The records should be written out in full, with nothing altered.

____

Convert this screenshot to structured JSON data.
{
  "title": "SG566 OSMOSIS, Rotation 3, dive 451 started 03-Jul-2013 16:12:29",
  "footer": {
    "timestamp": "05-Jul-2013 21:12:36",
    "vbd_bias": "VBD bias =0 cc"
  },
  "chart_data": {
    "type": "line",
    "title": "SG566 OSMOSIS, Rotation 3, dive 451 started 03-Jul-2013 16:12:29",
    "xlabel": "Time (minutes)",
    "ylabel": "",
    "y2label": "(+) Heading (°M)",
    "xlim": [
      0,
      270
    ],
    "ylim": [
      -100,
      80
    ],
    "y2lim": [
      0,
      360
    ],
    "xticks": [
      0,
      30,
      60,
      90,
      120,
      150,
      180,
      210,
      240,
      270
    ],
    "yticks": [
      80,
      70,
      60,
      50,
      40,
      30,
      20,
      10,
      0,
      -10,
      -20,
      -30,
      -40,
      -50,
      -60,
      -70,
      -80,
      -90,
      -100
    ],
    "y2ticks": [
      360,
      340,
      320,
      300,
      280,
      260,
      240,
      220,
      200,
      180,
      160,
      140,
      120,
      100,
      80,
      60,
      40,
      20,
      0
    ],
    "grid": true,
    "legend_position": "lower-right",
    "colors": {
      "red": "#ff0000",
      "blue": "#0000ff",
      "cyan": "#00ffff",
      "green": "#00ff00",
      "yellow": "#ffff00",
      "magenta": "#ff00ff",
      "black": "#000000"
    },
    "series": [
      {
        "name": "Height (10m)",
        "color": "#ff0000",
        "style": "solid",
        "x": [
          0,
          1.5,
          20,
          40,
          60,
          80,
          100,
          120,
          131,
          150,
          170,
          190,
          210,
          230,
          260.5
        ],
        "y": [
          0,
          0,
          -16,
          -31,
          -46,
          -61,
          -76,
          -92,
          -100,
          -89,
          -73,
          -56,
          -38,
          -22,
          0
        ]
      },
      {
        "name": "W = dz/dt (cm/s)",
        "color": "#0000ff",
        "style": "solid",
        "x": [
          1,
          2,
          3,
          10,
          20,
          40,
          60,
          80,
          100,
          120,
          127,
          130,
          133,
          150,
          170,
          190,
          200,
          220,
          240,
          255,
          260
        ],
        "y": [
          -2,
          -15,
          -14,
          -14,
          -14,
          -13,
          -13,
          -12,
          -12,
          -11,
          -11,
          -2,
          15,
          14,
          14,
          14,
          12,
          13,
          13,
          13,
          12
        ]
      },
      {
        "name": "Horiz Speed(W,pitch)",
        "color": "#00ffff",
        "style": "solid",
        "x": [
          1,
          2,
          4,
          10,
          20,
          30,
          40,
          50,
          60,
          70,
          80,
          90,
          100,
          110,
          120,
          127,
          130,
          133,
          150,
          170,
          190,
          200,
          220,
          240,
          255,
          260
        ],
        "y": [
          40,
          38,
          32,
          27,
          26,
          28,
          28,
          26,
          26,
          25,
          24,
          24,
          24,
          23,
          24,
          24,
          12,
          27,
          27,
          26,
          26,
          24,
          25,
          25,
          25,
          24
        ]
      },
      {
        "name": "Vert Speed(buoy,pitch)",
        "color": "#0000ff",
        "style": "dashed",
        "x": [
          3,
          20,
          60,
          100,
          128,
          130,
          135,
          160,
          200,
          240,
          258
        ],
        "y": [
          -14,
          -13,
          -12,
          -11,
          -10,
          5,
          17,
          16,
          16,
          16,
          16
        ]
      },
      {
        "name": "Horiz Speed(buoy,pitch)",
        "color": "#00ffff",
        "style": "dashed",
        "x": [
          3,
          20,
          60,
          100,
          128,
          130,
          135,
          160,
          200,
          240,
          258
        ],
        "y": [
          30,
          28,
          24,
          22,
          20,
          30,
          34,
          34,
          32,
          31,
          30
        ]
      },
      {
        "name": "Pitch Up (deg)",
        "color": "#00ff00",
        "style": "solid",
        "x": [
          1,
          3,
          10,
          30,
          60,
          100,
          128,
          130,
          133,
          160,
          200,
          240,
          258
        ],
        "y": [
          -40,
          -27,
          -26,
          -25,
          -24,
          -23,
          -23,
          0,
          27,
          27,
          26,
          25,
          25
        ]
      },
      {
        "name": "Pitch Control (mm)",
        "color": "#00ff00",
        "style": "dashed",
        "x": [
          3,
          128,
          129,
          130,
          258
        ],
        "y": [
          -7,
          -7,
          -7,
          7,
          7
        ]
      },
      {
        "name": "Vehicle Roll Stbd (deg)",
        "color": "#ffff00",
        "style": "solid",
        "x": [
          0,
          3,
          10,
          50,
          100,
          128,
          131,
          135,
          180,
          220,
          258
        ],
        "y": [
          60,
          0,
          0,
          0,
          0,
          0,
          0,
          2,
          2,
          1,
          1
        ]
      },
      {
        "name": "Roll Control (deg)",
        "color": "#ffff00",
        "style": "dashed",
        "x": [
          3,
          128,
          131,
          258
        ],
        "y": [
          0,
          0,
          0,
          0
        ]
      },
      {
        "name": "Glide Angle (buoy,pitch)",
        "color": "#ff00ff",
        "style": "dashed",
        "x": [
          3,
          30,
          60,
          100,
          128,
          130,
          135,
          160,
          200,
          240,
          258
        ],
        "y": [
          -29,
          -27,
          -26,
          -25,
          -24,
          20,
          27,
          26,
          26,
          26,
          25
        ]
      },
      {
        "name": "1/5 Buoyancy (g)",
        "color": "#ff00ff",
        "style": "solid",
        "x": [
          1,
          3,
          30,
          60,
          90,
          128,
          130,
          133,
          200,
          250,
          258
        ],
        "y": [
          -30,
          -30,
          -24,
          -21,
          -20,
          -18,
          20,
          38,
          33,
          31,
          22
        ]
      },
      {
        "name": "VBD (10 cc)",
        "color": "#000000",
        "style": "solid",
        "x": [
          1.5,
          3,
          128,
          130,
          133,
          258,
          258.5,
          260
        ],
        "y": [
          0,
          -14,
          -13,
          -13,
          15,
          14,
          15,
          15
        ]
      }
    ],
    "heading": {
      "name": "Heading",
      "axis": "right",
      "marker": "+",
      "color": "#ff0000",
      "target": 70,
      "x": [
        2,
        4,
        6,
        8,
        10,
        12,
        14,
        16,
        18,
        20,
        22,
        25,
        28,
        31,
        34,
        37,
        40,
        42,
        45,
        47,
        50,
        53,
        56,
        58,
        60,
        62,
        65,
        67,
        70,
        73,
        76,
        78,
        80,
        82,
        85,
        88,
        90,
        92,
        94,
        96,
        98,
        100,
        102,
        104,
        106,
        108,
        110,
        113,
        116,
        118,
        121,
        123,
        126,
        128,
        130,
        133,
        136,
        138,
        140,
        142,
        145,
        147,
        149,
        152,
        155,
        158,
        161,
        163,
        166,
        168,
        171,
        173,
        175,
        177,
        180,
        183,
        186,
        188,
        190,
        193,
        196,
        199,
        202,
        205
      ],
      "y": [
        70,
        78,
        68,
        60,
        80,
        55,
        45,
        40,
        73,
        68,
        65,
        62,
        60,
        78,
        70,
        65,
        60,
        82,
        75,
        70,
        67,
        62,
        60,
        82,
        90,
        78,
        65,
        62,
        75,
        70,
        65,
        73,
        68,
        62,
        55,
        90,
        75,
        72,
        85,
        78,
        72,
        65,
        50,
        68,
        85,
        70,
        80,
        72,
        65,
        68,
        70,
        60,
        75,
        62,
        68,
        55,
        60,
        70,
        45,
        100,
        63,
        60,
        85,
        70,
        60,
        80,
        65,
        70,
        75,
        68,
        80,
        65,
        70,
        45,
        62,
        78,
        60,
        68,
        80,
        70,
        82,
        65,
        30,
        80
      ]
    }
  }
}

____

Completed exercise |
Convert this screenshot to structured JSON data.
{
  "title": "SG566 OSMOSIS, Rotation 3, dive 451 started 03-Jul-2013 16:12:29",
  "footer": {
    "timestamp": "05-Jul-2013 21:12:36",
    "vbd_bias": "VBD bias =0 cc"
  },
  "chart_data": {
    "type": "line",
    "title": "SG566 OSMOSIS, Rotation 3, dive 451 started 03-Jul-2013 16:12:29",
    "xlabel": "Time (minutes)",
    "ylabel": "",
    "y2label": "(+) Heading (°M)",
    "xlim": [
      0,
      270
    ],
    "ylim": [
      -100,
      80
    ],
    "y2lim": [
      0,
      360
    ],
    "xticks": [
      0,
      30,
      60,
      90,
      120,
      150,
      180,
      210,
      240,
      270
    ],
    "yticks": [
      80,
      70,
      60,
      50,
      40,
      30,
      20,
      10,
      0,
      -10,
      -20,
      -30,
      -40,
      -50,
      -60,
      -70,
      -80,
      -90,
      -100
    ],
    "y2ticks": [
      360,
      340,
      320,
      300,
      280,
      260,
      240,
      220,
      200,
      180,
      160,
      140,
      120,
      100,
      80,
      60,
      40,
      20,
      0
    ],
    "grid": true,
    "legend_position": "lower-right",
    "colors": {
      "red": "#ff0000",
      "blue": "#0000ff",
      "cyan": "#00ffff",
      "green": "#00ff00",
      "yellow": "#ffff00",
      "magenta": "#ff00ff",
      "black": "#000000"
    },
    "series": [
      {
        "name": "Height (10m)",
        "color": "#ff0000",
        "style": "solid",
        "x": [
          0,
          1.5,
          20,
          40,
          60,
          80,
          100,
          120,
          131,
          150,
          170,
          190,
          210,
          230,
          260.5
        ],
        "y": [
          0,
          0,
          -16,
          -31,
          -46,
          -61,
          -76,
          -92,
          -100,
          -89,
          -73,
          -56,
          -38,
          -22,
          0
        ]
      },
      {
        "name": "W = dz/dt (cm/s)",
        "color": "#0000ff",
        "style": "solid",
        "x": [
          1,
          2,
          3,
          10,
          20,
          40,
          60,
          80,
          100,
          120,
          127,
          130,
          133,
          150,
          170,
          190,
          200,
          220,
          240,
          255,
          260
        ],
        "y": [
          -2,
          -15,
          -14,
          -14,
          -14,
          -13,
          -13,
          -12,
          -12,
          -11,
          -11,
          -2,
          15,
          14,
          14,
          14,
          12,
          13,
          13,
          13,
          12
        ]
      },
      {
        "name": "Horiz Speed(W,pitch)",
        "color": "#00ffff",
        "style": "solid",
        "x": [
          1,
          2,
          4,
          10,
          20,
          30,
          40,
          50,
          60,
          70,
          80,
          90,
          100,
          110,
          120,
          127,
          130,
          133,
          150,
          170,
          190,
          200,
          220,
          240,
          255,
          260
        ],
        "y": [
          40,
          38,
          32,
          27,
          26,
          28,
          28,
          26,
          26,
          25,
          24,
          24,
          24,
          23,
          24,
          24,
          12,
          27,
          27,
          26,
          26,
          24,
          25,
          25,
          25,
          24
        ]
      },
      {
        "name": "Vert Speed(buoy,pitch)",
        "color": "#0000ff",
        "style": "dashed",
        "x": [
          3,
          20,
          60,
          100,
          128,
          130,
          135,
          160,
          200,
          240,
          258
        ],
        "y": [
          -14,
          -13,
          -12,
          -11,
          -10,
          5,
          17,
          16,
          16,
          16,
          16
        ]
      },
      {
        "name": "Horiz Speed(buoy,pitch)",
        "color": "#00ffff",
        "style": "dashed",
        "x": [
          3,
          20,
          60,
          100,
          128,
          130,
          135,
          160,
          200,
          240,
          258
        ],
        "y": [
          30,
          28,
          24,
          22,
          20,
          30,
          34,
          34,
          32,
          31,
          30
        ]
      },
      {
        "name": "Pitch Up (deg)",
        "color": "#00ff00",
        "style": "solid",
        "x": [
          1,
          3,
          10,
          30,
          60,
          100,
          128,
          130,
          133,
          160,
          200,
          240,
          258
        ],
        "y": [
          -40,
          -27,
          -26,
          -25,
          -24,
          -23,
          -23,
          0,
          27,
          27,
          26,
          25,
          25
        ]
      },
      {
        "name": "Pitch Control (mm)",
        "color": "#00ff00",
        "style": "dashed",
        "x": [
          3,
          128,
          129,
          130,
          258
        ],
        "y": [
          -7,
          -7,
          -7,
          7,
          7
        ]
      },
      {
        "name": "Vehicle Roll Stbd (deg)",
        "color": "#ffff00",
        "style": "solid",
        "x": [
          0,
          3,
          10,
          50,
          100,
          128,
          131,
          135,
          180,
          220,
          258
        ],
        "y": [
          60,
          0,
          0,
          0,
          0,
          0,
          0,
          2,
          2,
          1,
          1
        ]
      },
      {
        "name": "Roll Control (deg)",
        "color": "#ffff00",
        "style": "dashed",
        "x": [
          3,
          128,
          131,
          258
        ],
        "y": [
          0,
          0,
          0,
          0
        ]
      },
      {
        "name": "Glide Angle (buoy,pitch)",
        "color": "#ff00ff",
        "style": "dashed",
        "x": [
          3,
          30,
          60,
          100,
          128,
          130,
          135,
          160,
          200,
          240,
          258
        ],
        "y": [
          -29,
          -27,
          -26,
          -25,
          -24,
          20,
          27,
          26,
          26,
          26,
          25
        ]
      },
      {
        "name": "1/5 Buoyancy (g)",
        "color": "#ff00ff",
        "style": "solid",
        "x": [
          1,
          3,
          30,
          60,
          90,
          128,
          130,
          133,
          200,
          250,
          258
        ],
        "y": [
          -30,
          -30,
          -24,
          -21,
          -20,
          -18,
          20,
          38,
          33,
          31,
          22
        ]
      },
      {
        "name": "VBD (10 cc)",
        "color": "#000000",
        "style": "solid",
        "x": [
          1.5,
          3,
          128,
          130,
          133,
          258,
          258.5,
          260
        ],
        "y": [
          0,
          -14,
          -13,
          -13,
          15,
          14,
          15,
          15
        ]
      }
    ],
    "heading": {
      "name": "Heading",
      "axis": "right",
      "marker": "+",
      "color": "#ff0000",
      "target": 70,
      "x": [
        2,
        4,
        6,
        8,
        10,
        12,
        14,
        16,
        18,
        20,
        22,
        25,
        28,
        31,
        34,
        37,
        40,
        42,
        45,
        47,
        50,
        53,
        56,
        58,
        60,
        62,
        65,
        67,
        70,
        73,
        76,
        78,
        80,
        82,
        85,
        88,
        90,
        92,
        94,
        96,
        98,
        100,
        102,
        104,
        106,
        108,
        110,
        113,
        116,
        118,
        121,
        123,
        126,
        128,
        130,
        133,
        136,
        138,
        140,
        142,
        145,
        147,
        149,
        152,
        155,
        158,
        161,
        163,
        166,
        168,
        171,
        173,
        175,
        177,
        180,
        183,
        186,
        188,
        190,
        193,
        196,
        199,
        202,
        205
      ],
      "y": [
        70,
        78,
        68,
        60,
        80,
        55,
        45,
        40,
        73,
        68,
        65,
        62,
        60,
        78,
        70,
        65,
        60,
        82,
        75,
        70,
        67,
        62,
        60,
        82,
        90,
        78,
        65,
        62,
        75,
        70,
        65,
        73,
        68,
        62,
        55,
        90,
        75,
        72,
        85,
        78,
        72,
        65,
        50,
        68,
        85,
        70,
        80,
        72,
        65,
        68,
        70,
        60,
        75,
        62,
        68,
        55,
        60,
        70,
        45,
        100,
        63,
        60,
        85,
        70,
        60,
        80,
        65,
        70,
        75,
        68,
        80,
        65,
        70,
        45,
        62,
        78,
        60,
        68,
        80,
        70,
        82,
        65,
        30,
        80
      ]
    }
  }
}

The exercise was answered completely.